◆ Exercise task ◆
Copy each line below exactly and leave the pictures out.

◆ Raw records ◆
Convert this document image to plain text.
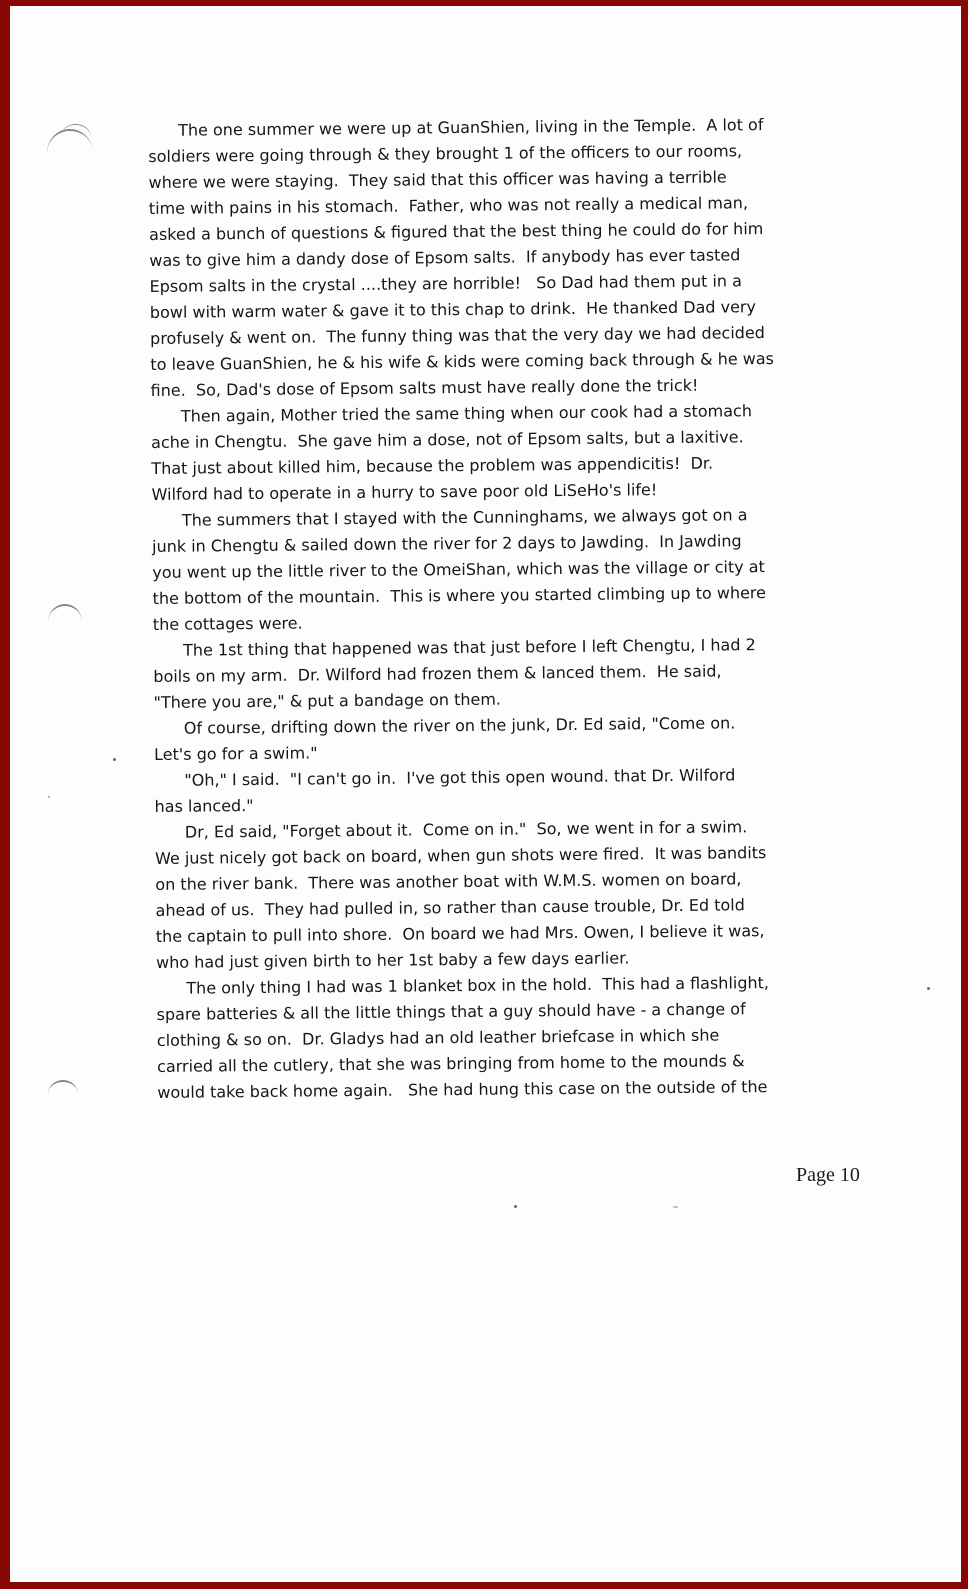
The one summer we were up at GuanShien, living in the Temple.  A lot of
soldiers were going through & they brought 1 of the officers to our rooms,
where we were staying.  They said that this officer was having a terrible
time with pains in his stomach.  Father, who was not really a medical man,
asked a bunch of questions & figured that the best thing he could do for him
was to give him a dandy dose of Epsom salts.  If anybody has ever tasted
Epsom salts in the crystal ....they are horrible!   So Dad had them put in a
bowl with warm water & gave it to this chap to drink.  He thanked Dad very
profusely & went on.  The funny thing was that the very day we had decided
to leave GuanShien, he & his wife & kids were coming back through & he was
fine.  So, Dad's dose of Epsom salts must have really done the trick!

Then again, Mother tried the same thing when our cook had a stomach
ache in Chengtu.  She gave him a dose, not of Epsom salts, but a laxitive.
That just about killed him, because the problem was appendicitis!  Dr.
Wilford had to operate in a hurry to save poor old LiSeHo's life!

The summers that I stayed with the Cunninghams, we always got on a
junk in Chengtu & sailed down the river for 2 days to Jawding.  In Jawding
you went up the little river to the OmeiShan, which was the village or city at
the bottom of the mountain.  This is where you started climbing up to where
the cottages were.

The 1st thing that happened was that just before I left Chengtu, I had 2
boils on my arm.  Dr. Wilford had frozen them & lanced them.  He said,
"There you are," & put a bandage on them.

Of course, drifting down the river on the junk, Dr. Ed said, "Come on.
Let's go for a swim."

"Oh," I said.  "I can't go in.  I've got this open wound. that Dr. Wilford
has lanced."

Dr, Ed said, "Forget about it.  Come on in."  So, we went in for a swim.
We just nicely got back on board, when gun shots were fired.  It was bandits
on the river bank.  There was another boat with W.M.S. women on board,
ahead of us.  They had pulled in, so rather than cause trouble, Dr. Ed told
the captain to pull into shore.  On board we had Mrs. Owen, I believe it was,
who had just given birth to her 1st baby a few days earlier.

The only thing I had was 1 blanket box in the hold.  This had a flashlight,
spare batteries & all the little things that a guy should have - a change of
clothing & so on.  Dr. Gladys had an old leather briefcase in which she
carried all the cutlery, that she was bringing from home to the mounds &
would take back home again.   She had hung this case on the outside of the

Page 10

◆ Written solution ◆
Convert this document image to plain text.
The one summer we were up at GuanShien, living in the Temple.  A lot of
soldiers were going through & they brought 1 of the officers to our rooms,
where we were staying.  They said that this officer was having a terrible
time with pains in his stomach.  Father, who was not really a medical man,
asked a bunch of questions & figured that the best thing he could do for him
was to give him a dandy dose of Epsom salts.  If anybody has ever tasted
Epsom salts in the crystal ....they are horrible!   So Dad had them put in a
bowl with warm water & gave it to this chap to drink.  He thanked Dad very
profusely & went on.  The funny thing was that the very day we had decided
to leave GuanShien, he & his wife & kids were coming back through & he was
fine.  So, Dad's dose of Epsom salts must have really done the trick!

Then again, Mother tried the same thing when our cook had a stomach
ache in Chengtu.  She gave him a dose, not of Epsom salts, but a laxitive.
That just about killed him, because the problem was appendicitis!  Dr.
Wilford had to operate in a hurry to save poor old LiSeHo's life!

The summers that I stayed with the Cunninghams, we always got on a
junk in Chengtu & sailed down the river for 2 days to Jawding.  In Jawding
you went up the little river to the OmeiShan, which was the village or city at
the bottom of the mountain.  This is where you started climbing up to where
the cottages were.

The 1st thing that happened was that just before I left Chengtu, I had 2
boils on my arm.  Dr. Wilford had frozen them & lanced them.  He said,
"There you are," & put a bandage on them.

Of course, drifting down the river on the junk, Dr. Ed said, "Come on.
Let's go for a swim."

"Oh," I said.  "I can't go in.  I've got this open wound. that Dr. Wilford
has lanced."

Dr, Ed said, "Forget about it.  Come on in."  So, we went in for a swim.
We just nicely got back on board, when gun shots were fired.  It was bandits
on the river bank.  There was another boat with W.M.S. women on board,
ahead of us.  They had pulled in, so rather than cause trouble, Dr. Ed told
the captain to pull into shore.  On board we had Mrs. Owen, I believe it was,
who had just given birth to her 1st baby a few days earlier.

The only thing I had was 1 blanket box in the hold.  This had a flashlight,
spare batteries & all the little things that a guy should have - a change of
clothing & so on.  Dr. Gladys had an old leather briefcase in which she
carried all the cutlery, that she was bringing from home to the mounds &
would take back home again.   She had hung this case on the outside of the

Page 10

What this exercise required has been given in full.